Exercise description | State only the number of lines that include "এখনও".

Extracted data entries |

▼▼▼

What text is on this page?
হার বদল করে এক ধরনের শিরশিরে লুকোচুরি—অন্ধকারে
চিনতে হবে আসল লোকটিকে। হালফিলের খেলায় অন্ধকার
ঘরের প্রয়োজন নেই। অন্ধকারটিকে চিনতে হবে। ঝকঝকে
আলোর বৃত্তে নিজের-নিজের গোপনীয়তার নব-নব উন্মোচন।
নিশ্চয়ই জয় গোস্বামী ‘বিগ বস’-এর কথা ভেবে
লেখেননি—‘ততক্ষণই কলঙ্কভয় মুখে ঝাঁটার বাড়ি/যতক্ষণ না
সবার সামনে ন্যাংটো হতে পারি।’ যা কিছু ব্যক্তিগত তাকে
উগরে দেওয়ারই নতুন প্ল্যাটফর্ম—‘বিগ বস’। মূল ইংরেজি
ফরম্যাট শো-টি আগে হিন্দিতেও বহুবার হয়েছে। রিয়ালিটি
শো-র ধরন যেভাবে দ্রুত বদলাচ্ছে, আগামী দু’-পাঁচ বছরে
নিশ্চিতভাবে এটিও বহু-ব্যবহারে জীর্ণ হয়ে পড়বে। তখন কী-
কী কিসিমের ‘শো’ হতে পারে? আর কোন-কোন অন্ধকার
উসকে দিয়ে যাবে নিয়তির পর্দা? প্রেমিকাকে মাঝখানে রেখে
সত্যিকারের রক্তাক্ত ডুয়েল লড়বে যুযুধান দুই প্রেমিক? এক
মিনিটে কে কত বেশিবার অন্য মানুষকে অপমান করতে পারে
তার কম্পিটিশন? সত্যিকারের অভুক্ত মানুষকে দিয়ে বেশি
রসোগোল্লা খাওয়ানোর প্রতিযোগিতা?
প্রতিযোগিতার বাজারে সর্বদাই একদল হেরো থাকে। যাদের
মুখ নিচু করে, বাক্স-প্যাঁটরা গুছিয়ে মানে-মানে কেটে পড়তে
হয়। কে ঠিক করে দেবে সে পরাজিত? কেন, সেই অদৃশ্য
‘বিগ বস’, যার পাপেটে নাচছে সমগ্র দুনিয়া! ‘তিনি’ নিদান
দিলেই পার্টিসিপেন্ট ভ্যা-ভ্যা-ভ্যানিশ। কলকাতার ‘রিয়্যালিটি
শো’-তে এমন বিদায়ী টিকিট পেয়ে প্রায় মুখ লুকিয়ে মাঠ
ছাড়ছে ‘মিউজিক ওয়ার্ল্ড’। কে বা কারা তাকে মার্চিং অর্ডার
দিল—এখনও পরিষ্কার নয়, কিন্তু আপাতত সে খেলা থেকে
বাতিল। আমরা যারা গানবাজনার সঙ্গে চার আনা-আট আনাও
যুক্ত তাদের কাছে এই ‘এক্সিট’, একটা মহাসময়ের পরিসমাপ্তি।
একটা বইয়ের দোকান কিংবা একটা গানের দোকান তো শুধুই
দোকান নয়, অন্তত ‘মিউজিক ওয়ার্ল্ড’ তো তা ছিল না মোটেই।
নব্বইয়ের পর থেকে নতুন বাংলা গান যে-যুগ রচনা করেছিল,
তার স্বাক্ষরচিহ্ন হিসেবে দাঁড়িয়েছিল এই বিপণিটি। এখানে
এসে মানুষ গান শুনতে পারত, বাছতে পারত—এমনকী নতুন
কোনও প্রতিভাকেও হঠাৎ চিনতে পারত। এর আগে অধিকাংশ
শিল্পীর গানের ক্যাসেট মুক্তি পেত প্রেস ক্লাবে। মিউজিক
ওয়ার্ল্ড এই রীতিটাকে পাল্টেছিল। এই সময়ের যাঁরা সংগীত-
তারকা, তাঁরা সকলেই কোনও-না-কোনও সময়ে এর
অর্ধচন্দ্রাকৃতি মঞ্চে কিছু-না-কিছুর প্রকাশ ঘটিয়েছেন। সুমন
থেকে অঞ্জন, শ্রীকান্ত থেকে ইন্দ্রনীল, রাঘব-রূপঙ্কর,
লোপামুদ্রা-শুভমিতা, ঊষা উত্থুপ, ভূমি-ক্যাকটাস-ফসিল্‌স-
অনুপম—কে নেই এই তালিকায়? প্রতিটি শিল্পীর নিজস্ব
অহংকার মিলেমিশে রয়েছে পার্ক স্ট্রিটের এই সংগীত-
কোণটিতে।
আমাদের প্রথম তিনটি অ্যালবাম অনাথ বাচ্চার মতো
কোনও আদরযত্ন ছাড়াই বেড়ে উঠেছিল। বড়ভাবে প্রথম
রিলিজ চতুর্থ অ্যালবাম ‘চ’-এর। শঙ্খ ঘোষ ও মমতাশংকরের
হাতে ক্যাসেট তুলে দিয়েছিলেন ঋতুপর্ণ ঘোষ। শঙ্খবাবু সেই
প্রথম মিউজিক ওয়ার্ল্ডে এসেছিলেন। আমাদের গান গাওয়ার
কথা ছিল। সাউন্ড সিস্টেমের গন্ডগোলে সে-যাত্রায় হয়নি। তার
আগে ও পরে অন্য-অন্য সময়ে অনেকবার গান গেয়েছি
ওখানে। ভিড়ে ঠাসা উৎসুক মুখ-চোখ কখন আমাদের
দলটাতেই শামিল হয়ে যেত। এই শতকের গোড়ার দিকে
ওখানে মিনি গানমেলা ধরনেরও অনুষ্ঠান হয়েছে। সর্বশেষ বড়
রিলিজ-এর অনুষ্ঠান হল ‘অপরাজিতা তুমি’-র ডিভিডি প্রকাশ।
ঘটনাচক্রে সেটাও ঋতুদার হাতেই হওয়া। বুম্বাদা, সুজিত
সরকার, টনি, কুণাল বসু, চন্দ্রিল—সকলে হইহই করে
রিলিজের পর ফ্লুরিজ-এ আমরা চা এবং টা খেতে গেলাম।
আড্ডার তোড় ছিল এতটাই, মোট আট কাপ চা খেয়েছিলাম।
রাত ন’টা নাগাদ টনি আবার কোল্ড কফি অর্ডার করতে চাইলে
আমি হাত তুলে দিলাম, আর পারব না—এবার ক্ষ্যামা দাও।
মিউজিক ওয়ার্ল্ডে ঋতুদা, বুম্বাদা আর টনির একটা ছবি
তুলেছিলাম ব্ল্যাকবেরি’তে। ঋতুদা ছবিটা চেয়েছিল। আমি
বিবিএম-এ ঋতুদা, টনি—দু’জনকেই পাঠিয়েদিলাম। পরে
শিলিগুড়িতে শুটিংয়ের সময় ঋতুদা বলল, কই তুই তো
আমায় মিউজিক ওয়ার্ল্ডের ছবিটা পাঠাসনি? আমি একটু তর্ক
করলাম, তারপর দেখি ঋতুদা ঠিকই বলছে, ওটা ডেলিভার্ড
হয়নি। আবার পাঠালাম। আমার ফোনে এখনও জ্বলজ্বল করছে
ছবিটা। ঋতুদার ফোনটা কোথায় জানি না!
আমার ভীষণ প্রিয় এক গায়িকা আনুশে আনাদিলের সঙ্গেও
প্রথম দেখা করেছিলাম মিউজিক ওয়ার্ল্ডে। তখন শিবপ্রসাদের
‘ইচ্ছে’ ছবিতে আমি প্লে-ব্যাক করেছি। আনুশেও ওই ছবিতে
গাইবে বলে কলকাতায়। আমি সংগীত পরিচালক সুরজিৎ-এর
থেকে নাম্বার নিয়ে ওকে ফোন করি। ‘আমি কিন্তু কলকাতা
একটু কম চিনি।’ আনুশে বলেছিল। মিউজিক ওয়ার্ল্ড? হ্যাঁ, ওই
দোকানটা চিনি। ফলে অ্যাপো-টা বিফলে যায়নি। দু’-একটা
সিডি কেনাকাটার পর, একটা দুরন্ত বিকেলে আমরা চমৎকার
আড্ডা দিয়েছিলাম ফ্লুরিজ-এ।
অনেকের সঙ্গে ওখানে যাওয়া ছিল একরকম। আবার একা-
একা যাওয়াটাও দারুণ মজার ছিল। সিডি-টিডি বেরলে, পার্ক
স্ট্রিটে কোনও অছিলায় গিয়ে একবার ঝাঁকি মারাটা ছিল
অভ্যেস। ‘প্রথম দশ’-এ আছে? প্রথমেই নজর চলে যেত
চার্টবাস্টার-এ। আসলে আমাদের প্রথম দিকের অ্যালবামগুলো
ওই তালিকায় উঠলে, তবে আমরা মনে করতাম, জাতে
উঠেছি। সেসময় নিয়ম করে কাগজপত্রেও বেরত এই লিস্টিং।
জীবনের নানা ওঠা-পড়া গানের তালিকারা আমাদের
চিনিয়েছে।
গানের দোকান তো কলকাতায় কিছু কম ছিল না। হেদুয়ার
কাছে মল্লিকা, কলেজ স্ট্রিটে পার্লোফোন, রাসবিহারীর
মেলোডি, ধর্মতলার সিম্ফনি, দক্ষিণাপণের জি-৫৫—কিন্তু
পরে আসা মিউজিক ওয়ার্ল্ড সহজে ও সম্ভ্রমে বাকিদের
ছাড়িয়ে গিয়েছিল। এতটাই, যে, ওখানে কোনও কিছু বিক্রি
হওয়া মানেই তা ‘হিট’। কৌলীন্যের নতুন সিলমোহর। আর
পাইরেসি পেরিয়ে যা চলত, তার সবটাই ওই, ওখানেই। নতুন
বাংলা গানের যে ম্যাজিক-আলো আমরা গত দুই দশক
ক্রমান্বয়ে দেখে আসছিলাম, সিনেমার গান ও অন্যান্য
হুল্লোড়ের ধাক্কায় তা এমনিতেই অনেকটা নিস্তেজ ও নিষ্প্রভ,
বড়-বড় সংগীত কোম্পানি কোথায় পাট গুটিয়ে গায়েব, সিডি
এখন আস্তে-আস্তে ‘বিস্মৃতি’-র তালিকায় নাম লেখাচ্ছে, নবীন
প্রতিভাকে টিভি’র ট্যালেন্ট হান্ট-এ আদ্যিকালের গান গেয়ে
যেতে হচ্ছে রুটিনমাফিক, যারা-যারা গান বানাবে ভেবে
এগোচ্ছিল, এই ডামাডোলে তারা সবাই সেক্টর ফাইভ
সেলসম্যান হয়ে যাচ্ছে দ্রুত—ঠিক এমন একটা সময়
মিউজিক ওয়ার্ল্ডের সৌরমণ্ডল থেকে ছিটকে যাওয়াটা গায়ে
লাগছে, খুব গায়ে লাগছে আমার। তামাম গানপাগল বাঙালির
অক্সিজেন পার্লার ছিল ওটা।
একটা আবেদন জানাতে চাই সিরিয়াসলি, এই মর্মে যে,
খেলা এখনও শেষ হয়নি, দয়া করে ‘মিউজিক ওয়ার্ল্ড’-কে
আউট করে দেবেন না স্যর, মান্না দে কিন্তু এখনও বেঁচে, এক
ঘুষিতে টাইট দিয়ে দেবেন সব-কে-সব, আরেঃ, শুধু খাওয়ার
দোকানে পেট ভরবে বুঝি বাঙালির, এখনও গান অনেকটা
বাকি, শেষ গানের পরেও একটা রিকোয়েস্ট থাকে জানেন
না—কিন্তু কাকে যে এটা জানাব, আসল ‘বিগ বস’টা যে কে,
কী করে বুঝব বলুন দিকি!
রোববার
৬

▲▲▲

Solved exercise | 5